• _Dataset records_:
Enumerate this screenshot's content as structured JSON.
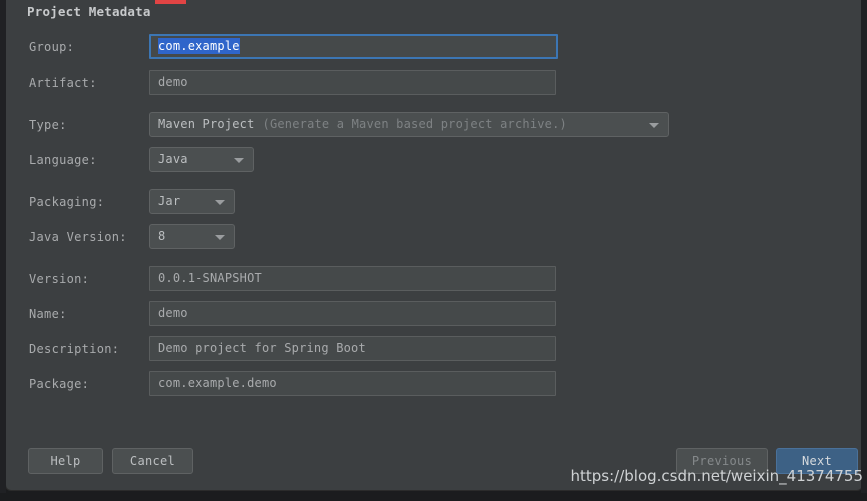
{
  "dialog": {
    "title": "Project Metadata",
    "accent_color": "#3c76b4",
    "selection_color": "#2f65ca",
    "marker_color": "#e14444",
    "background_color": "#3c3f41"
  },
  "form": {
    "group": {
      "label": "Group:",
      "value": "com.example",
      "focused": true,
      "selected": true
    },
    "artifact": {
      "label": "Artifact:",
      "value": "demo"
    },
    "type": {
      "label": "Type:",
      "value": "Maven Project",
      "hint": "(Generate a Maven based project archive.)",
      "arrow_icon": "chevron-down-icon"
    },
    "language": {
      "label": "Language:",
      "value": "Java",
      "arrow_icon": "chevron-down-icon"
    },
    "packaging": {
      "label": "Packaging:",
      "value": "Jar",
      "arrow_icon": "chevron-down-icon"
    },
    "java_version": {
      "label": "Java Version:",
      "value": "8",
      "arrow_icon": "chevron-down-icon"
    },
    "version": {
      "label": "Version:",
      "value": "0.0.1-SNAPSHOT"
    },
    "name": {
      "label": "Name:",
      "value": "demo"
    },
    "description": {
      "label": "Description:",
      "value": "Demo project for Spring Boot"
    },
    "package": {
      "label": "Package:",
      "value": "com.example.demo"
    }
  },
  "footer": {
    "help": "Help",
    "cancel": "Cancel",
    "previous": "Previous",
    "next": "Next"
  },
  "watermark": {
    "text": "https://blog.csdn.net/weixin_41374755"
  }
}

• _TASK BRIEF_: Reproduce every record word for word. The copy must contain no pictures.

• _FINAL ANSWER_:
Enumerate this screenshot's content as structured JSON.
{
  "dialog": {
    "title": "Project Metadata",
    "accent_color": "#3c76b4",
    "selection_color": "#2f65ca",
    "marker_color": "#e14444",
    "background_color": "#3c3f41"
  },
  "form": {
    "group": {
      "label": "Group:",
      "value": "com.example",
      "focused": true,
      "selected": true
    },
    "artifact": {
      "label": "Artifact:",
      "value": "demo"
    },
    "type": {
      "label": "Type:",
      "value": "Maven Project",
      "hint": "(Generate a Maven based project archive.)",
      "arrow_icon": "chevron-down-icon"
    },
    "language": {
      "label": "Language:",
      "value": "Java",
      "arrow_icon": "chevron-down-icon"
    },
    "packaging": {
      "label": "Packaging:",
      "value": "Jar",
      "arrow_icon": "chevron-down-icon"
    },
    "java_version": {
      "label": "Java Version:",
      "value": "8",
      "arrow_icon": "chevron-down-icon"
    },
    "version": {
      "label": "Version:",
      "value": "0.0.1-SNAPSHOT"
    },
    "name": {
      "label": "Name:",
      "value": "demo"
    },
    "description": {
      "label": "Description:",
      "value": "Demo project for Spring Boot"
    },
    "package": {
      "label": "Package:",
      "value": "com.example.demo"
    }
  },
  "footer": {
    "help": "Help",
    "cancel": "Cancel",
    "previous": "Previous",
    "next": "Next"
  },
  "watermark": {
    "text": "https://blog.csdn.net/weixin_41374755"
  }
}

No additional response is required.